Filter the data below for the string "Nine" and copy each matching line.

* start Given data *

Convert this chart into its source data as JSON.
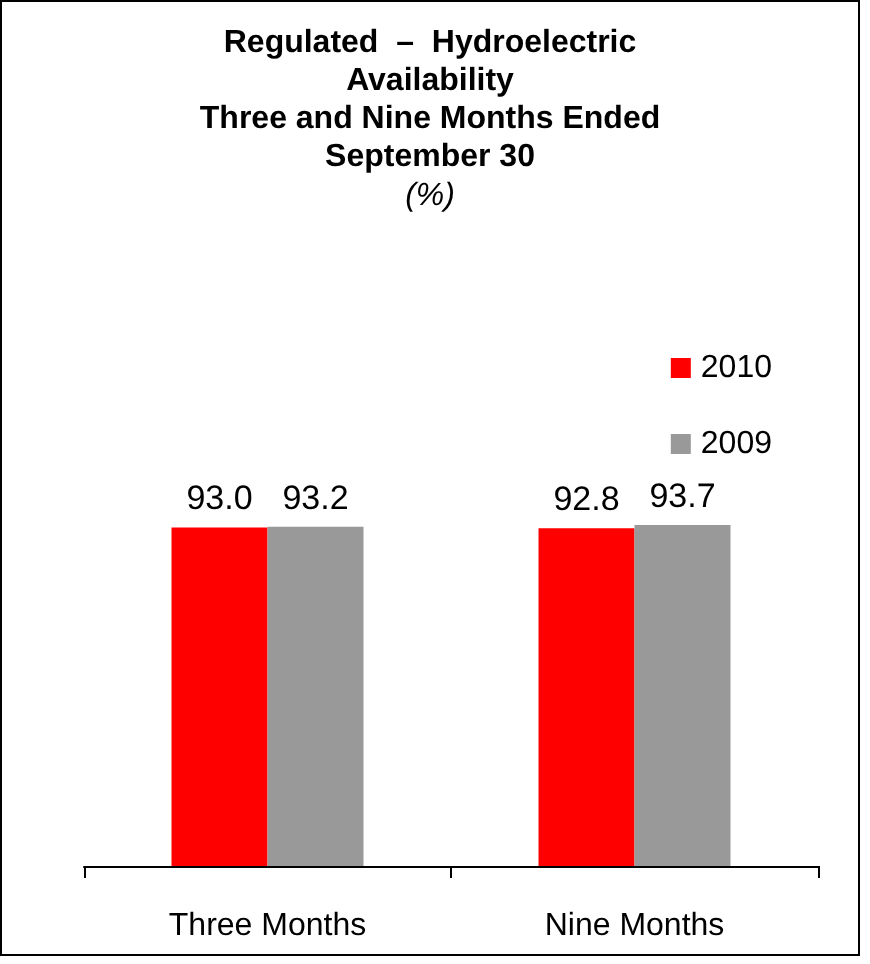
{
  "chart_data": {
    "type": "bar",
    "title": "Regulated  –  Hydroelectric\nAvailability\nThree and Nine Months Ended\nSeptember 30",
    "subtitle": "(%)",
    "categories": [
      "Three Months",
      "Nine Months"
    ],
    "series": [
      {
        "name": "2010",
        "color": "#ff0000",
        "values": [
          93.0,
          92.8
        ],
        "value_labels": [
          "93.0",
          "92.8"
        ]
      },
      {
        "name": "2009",
        "color": "#999999",
        "values": [
          93.2,
          93.7
        ],
        "value_labels": [
          "93.2",
          "93.7"
        ]
      }
    ],
    "legend": "top right"
  }
}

* end Given data *

__The completed task__:
    "title": "Regulated  –  Hydroelectric\nAvailability\nThree and Nine Months Ended\nSeptember 30",
      "Nine Months"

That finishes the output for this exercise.